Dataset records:
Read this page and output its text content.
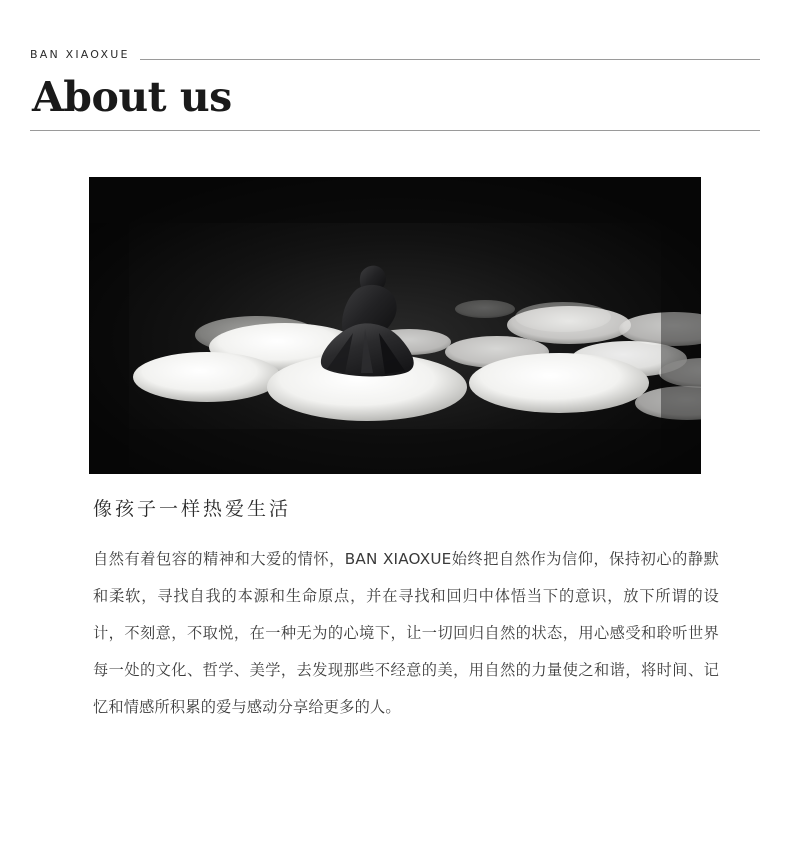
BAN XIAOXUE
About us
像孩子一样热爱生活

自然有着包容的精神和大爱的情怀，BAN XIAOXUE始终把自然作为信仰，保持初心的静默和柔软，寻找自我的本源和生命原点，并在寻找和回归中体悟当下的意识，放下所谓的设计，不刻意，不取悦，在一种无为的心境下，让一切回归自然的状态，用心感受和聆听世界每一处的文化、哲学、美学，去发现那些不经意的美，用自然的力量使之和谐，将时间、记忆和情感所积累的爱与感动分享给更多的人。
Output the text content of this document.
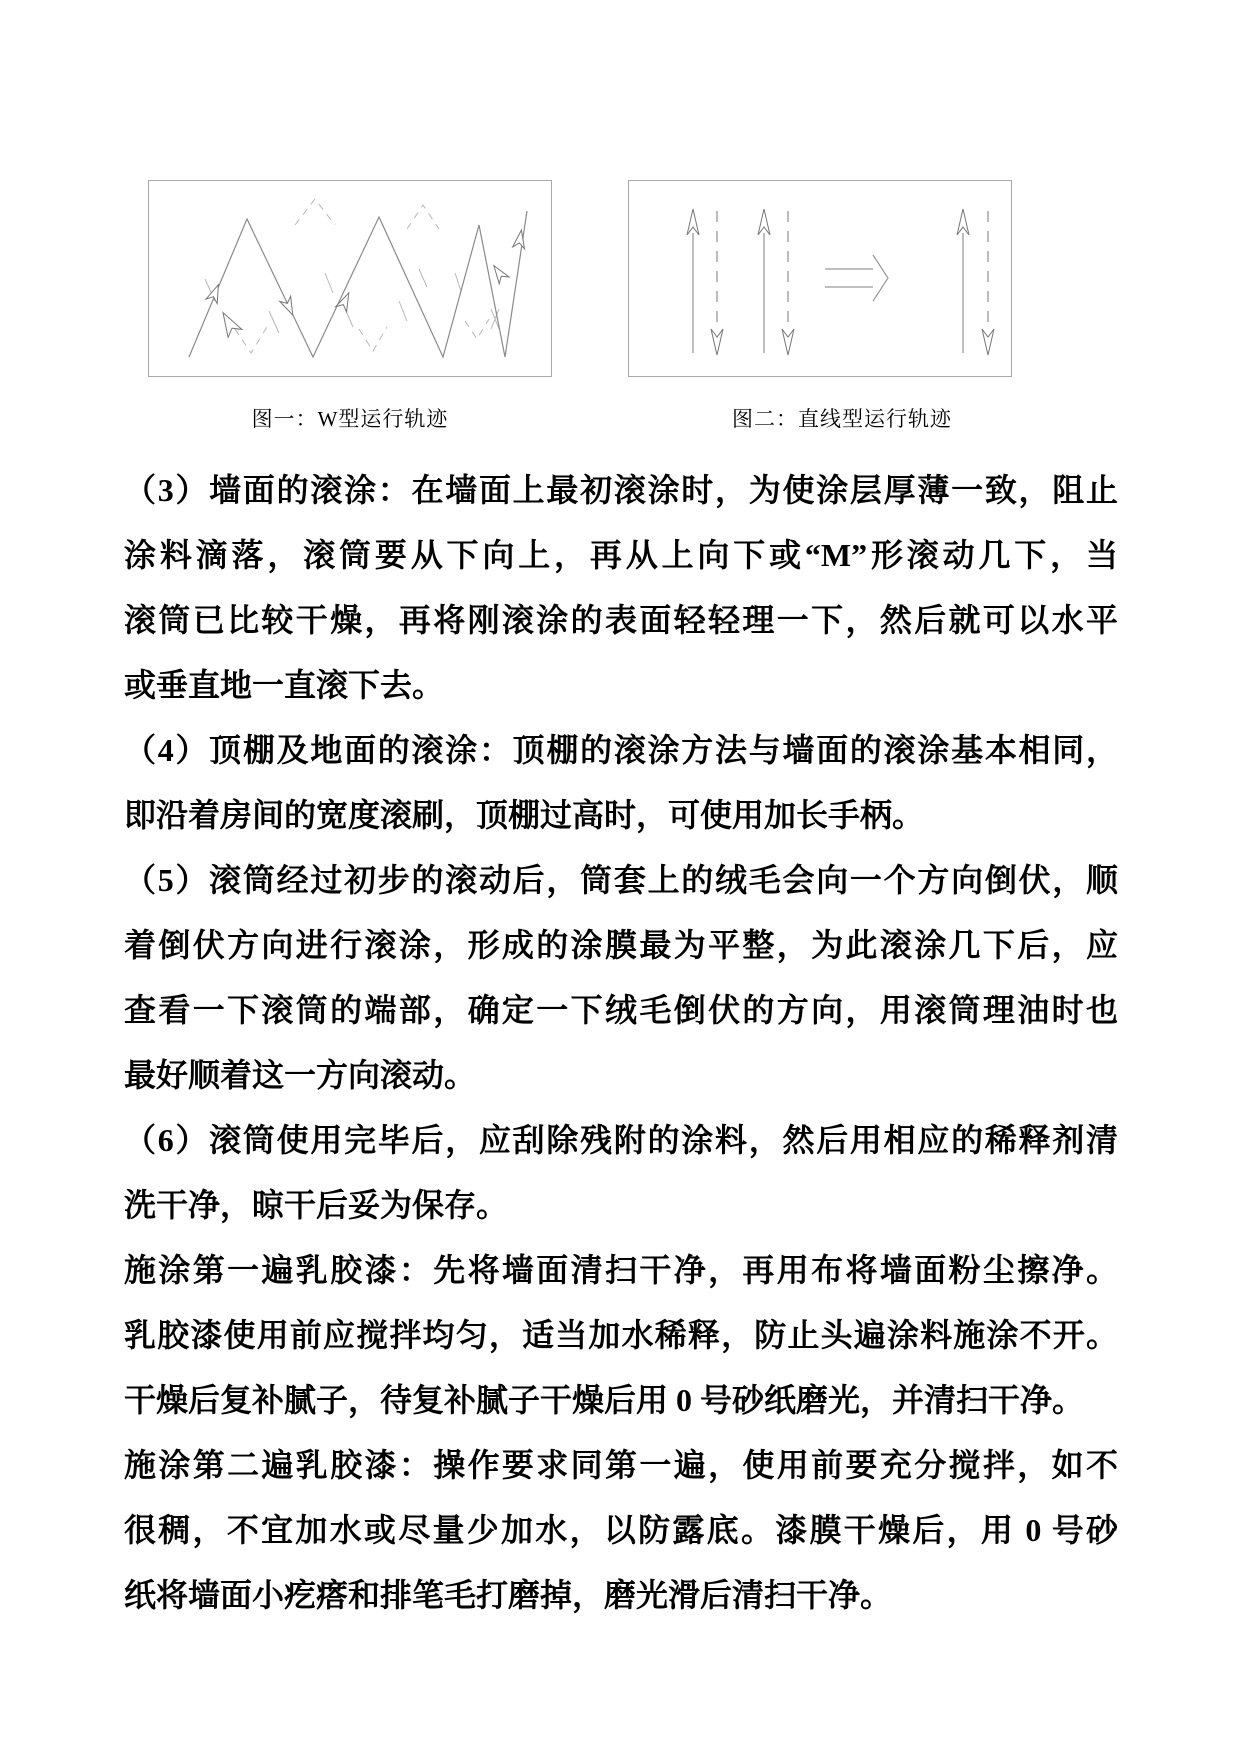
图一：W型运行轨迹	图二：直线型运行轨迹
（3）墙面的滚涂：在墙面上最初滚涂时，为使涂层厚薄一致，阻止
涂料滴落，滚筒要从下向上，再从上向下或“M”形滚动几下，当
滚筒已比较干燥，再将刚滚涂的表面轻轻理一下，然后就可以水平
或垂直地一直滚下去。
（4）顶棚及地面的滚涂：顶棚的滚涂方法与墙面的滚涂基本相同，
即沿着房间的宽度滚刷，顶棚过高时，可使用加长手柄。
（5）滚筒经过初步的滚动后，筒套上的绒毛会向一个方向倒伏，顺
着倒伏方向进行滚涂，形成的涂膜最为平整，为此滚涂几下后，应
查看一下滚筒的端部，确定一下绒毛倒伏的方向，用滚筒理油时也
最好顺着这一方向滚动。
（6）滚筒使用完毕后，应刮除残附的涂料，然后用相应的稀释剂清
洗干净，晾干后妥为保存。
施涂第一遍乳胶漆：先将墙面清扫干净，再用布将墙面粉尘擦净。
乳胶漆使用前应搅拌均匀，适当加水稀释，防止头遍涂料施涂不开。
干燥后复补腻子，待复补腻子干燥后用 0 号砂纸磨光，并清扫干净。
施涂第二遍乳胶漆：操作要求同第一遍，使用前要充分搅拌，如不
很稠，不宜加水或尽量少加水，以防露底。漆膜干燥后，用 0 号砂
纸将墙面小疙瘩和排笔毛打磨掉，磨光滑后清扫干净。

Exercise: Find the word "text" in the entries above and gather every line that holds it.

Task response:
Read this page and output its text content.
Output the text content of this document.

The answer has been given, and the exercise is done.